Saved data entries

START

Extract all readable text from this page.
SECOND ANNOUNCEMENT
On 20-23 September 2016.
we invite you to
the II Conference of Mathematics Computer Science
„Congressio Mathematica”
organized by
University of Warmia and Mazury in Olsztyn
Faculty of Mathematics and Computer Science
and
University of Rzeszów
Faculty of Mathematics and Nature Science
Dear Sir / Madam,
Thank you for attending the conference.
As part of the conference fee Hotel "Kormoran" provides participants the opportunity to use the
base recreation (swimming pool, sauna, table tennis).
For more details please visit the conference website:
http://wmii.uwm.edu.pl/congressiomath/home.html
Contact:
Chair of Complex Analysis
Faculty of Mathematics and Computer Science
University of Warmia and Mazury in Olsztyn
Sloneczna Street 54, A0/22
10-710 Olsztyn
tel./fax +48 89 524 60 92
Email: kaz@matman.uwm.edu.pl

END
START

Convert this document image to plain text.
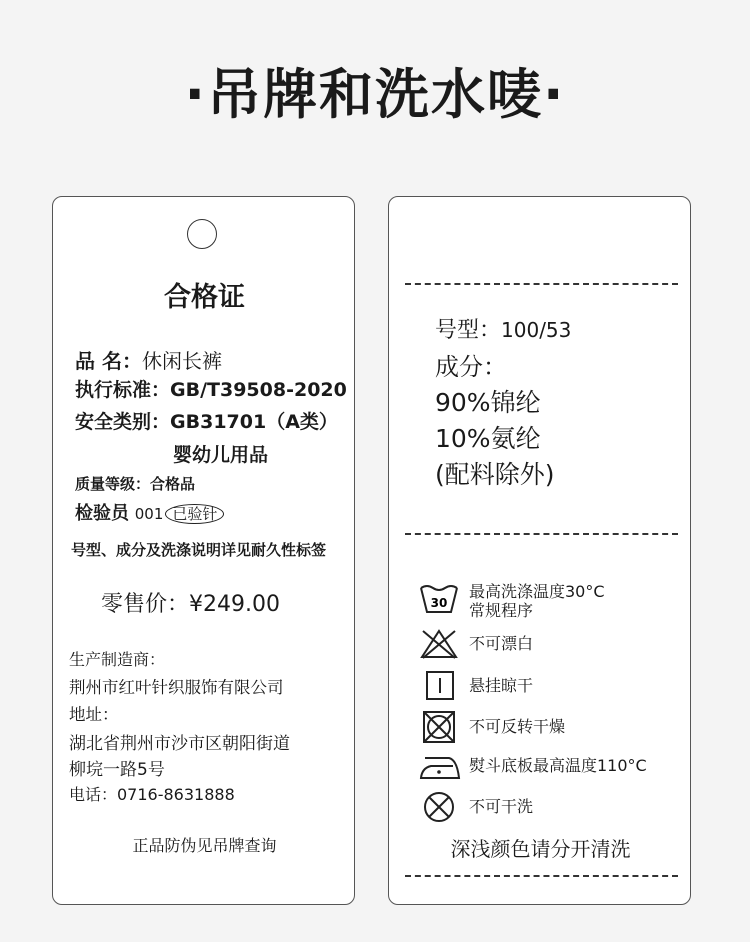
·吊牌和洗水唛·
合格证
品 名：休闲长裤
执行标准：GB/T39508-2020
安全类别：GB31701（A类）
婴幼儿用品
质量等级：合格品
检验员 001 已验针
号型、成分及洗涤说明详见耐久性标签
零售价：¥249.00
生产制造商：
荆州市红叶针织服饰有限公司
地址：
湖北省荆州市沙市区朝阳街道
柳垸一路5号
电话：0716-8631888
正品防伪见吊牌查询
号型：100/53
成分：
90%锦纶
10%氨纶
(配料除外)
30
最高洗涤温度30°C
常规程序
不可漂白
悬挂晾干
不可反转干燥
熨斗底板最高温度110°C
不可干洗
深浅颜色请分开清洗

END
START

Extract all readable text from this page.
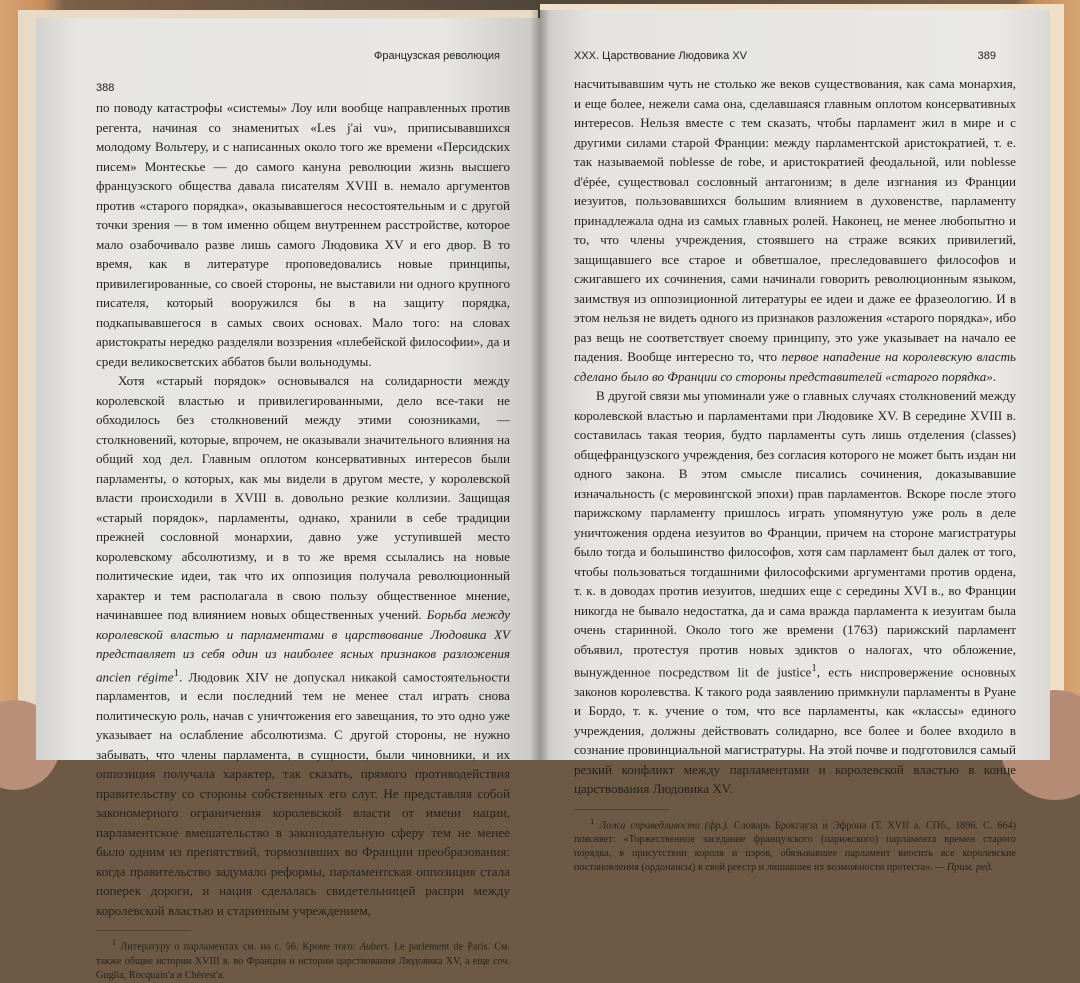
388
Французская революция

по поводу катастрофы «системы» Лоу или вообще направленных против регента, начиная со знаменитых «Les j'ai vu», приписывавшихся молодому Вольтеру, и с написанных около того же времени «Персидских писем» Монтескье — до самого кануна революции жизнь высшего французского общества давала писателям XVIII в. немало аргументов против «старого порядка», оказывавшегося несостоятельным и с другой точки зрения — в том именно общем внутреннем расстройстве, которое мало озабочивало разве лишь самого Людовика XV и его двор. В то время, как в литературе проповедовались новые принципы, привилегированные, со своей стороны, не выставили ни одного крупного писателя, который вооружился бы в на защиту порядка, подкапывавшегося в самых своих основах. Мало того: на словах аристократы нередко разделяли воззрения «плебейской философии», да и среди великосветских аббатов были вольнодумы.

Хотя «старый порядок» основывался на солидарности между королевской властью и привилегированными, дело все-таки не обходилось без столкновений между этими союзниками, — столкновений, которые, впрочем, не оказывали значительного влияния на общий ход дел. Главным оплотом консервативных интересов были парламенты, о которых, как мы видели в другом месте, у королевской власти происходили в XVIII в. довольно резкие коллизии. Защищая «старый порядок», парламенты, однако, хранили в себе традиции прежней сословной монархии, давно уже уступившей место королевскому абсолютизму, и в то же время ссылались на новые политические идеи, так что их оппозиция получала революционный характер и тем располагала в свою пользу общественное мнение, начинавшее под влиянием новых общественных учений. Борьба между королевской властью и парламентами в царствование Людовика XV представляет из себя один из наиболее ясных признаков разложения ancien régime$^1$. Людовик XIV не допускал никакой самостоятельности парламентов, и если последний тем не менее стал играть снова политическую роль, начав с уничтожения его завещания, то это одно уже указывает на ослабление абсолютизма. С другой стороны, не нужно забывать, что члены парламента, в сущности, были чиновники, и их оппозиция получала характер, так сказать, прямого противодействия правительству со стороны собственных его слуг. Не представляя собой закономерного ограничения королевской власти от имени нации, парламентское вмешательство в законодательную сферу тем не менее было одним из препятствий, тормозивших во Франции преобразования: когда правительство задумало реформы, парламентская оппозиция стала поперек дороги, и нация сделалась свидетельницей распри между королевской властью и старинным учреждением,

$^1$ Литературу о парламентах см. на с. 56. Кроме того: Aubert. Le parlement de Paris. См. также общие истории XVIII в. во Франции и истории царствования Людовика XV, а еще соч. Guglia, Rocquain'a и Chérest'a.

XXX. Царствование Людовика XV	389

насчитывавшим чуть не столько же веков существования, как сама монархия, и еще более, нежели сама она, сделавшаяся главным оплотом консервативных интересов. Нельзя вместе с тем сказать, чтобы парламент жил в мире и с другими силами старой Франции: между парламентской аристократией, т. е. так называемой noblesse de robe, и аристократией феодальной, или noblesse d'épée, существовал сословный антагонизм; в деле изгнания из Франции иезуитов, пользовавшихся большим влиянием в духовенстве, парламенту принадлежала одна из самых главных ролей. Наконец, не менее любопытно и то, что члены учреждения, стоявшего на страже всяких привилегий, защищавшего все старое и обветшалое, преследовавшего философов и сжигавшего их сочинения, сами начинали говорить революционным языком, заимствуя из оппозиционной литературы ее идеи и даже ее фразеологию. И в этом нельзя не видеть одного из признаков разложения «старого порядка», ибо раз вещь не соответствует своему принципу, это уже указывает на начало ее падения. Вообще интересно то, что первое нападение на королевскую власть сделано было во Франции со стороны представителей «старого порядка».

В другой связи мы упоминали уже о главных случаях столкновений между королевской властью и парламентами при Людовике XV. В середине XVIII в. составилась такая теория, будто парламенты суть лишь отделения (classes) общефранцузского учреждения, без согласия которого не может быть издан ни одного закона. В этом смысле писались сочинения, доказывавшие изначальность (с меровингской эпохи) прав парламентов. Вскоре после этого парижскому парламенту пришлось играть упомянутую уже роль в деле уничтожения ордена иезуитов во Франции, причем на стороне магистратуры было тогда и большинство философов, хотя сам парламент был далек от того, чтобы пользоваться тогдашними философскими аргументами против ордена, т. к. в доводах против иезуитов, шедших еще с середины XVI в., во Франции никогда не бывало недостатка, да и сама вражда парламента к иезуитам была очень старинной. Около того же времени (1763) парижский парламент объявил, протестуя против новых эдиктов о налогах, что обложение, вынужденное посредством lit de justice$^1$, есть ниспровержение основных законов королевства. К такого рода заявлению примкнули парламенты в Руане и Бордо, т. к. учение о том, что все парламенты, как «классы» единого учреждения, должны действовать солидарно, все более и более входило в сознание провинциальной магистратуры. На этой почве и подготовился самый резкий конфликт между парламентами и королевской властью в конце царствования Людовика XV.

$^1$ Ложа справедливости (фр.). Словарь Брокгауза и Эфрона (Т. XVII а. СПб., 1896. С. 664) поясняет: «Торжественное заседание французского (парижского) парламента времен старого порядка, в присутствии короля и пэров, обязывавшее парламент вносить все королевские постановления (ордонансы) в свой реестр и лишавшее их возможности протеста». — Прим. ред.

END

- **WHAT YOU ARE ASKED TO DO**:
Identify each line holding the string "Mathematics", and copy it out.

- **RESULT BELOW**:
the II Conference of Mathematics Computer Science
Faculty of Mathematics and Computer Science
Faculty of Mathematics and Nature Science
Faculty of Mathematics and Computer Science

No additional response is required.